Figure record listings
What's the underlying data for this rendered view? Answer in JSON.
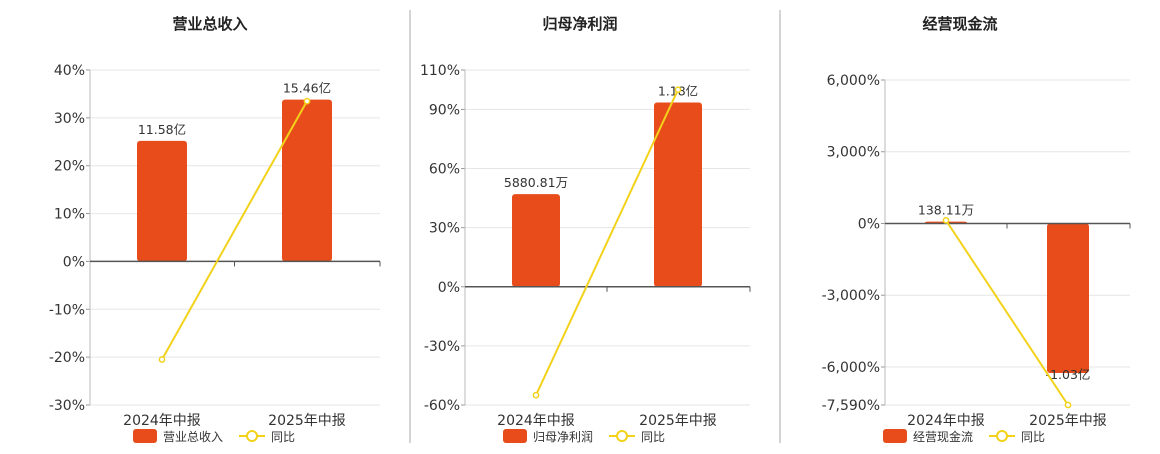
{
  "colors": {
    "bar": "#e84c1a",
    "line": "#f2d21b",
    "grid": "#e6e6e6",
    "axis": "#333333",
    "separator": "#aaaaaa",
    "text": "#333333"
  },
  "chart_data": [
    {
      "type": "bar",
      "title": "营业总收入",
      "categories": [
        "2024年中报",
        "2025年中报"
      ],
      "y_ticks": [
        "40%",
        "30%",
        "20%",
        "10%",
        "0%",
        "-10%",
        "-20%",
        "-30%"
      ],
      "ylim": [
        -30,
        40
      ],
      "series": [
        {
          "name": "营业总收入",
          "type": "bar",
          "values": [
            25.2,
            33.8
          ],
          "labels": [
            "11.58亿",
            "15.46亿"
          ]
        },
        {
          "name": "同比",
          "type": "line",
          "values": [
            -20.5,
            33.5
          ]
        }
      ],
      "legend": "bottom-center"
    },
    {
      "type": "bar",
      "title": "归母净利润",
      "categories": [
        "2024年中报",
        "2025年中报"
      ],
      "y_ticks": [
        "110%",
        "90%",
        "60%",
        "30%",
        "0%",
        "-30%",
        "-60%"
      ],
      "ylim": [
        -60,
        110
      ],
      "series": [
        {
          "name": "归母净利润",
          "type": "bar",
          "values": [
            47,
            93.5
          ],
          "labels": [
            "5880.81万",
            "1.18亿"
          ]
        },
        {
          "name": "同比",
          "type": "line",
          "values": [
            -55,
            100
          ]
        }
      ],
      "legend": "bottom-center"
    },
    {
      "type": "bar",
      "title": "经营现金流",
      "categories": [
        "2024年中报",
        "2025年中报"
      ],
      "y_ticks": [
        "6,000%",
        "3,000%",
        "0%",
        "-3,000%",
        "-6,000%",
        "-7,590%"
      ],
      "ylim": [
        -7590,
        6000
      ],
      "series": [
        {
          "name": "经营现金流",
          "type": "bar",
          "values": [
            80,
            -6250
          ],
          "labels": [
            "138.11万",
            "-1.03亿"
          ]
        },
        {
          "name": "同比",
          "type": "line",
          "values": [
            130,
            -7590
          ]
        }
      ],
      "legend": "bottom-center"
    }
  ]
}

What is being asked — Leave out the pictures and retype every line above exactly.

Result below —
What's the underlying data for this rendered view? Answer in JSON.
{
  "colors": {
    "bar": "#e84c1a",
    "line": "#f2d21b",
    "grid": "#e6e6e6",
    "axis": "#333333",
    "separator": "#aaaaaa",
    "text": "#333333"
  },
  "chart_data": [
    {
      "type": "bar",
      "title": "营业总收入",
      "categories": [
        "2024年中报",
        "2025年中报"
      ],
      "y_ticks": [
        "40%",
        "30%",
        "20%",
        "10%",
        "0%",
        "-10%",
        "-20%",
        "-30%"
      ],
      "ylim": [
        -30,
        40
      ],
      "series": [
        {
          "name": "营业总收入",
          "type": "bar",
          "values": [
            25.2,
            33.8
          ],
          "labels": [
            "11.58亿",
            "15.46亿"
          ]
        },
        {
          "name": "同比",
          "type": "line",
          "values": [
            -20.5,
            33.5
          ]
        }
      ],
      "legend": "bottom-center"
    },
    {
      "type": "bar",
      "title": "归母净利润",
      "categories": [
        "2024年中报",
        "2025年中报"
      ],
      "y_ticks": [
        "110%",
        "90%",
        "60%",
        "30%",
        "0%",
        "-30%",
        "-60%"
      ],
      "ylim": [
        -60,
        110
      ],
      "series": [
        {
          "name": "归母净利润",
          "type": "bar",
          "values": [
            47,
            93.5
          ],
          "labels": [
            "5880.81万",
            "1.18亿"
          ]
        },
        {
          "name": "同比",
          "type": "line",
          "values": [
            -55,
            100
          ]
        }
      ],
      "legend": "bottom-center"
    },
    {
      "type": "bar",
      "title": "经营现金流",
      "categories": [
        "2024年中报",
        "2025年中报"
      ],
      "y_ticks": [
        "6,000%",
        "3,000%",
        "0%",
        "-3,000%",
        "-6,000%",
        "-7,590%"
      ],
      "ylim": [
        -7590,
        6000
      ],
      "series": [
        {
          "name": "经营现金流",
          "type": "bar",
          "values": [
            80,
            -6250
          ],
          "labels": [
            "138.11万",
            "-1.03亿"
          ]
        },
        {
          "name": "同比",
          "type": "line",
          "values": [
            130,
            -7590
          ]
        }
      ],
      "legend": "bottom-center"
    }
  ]
}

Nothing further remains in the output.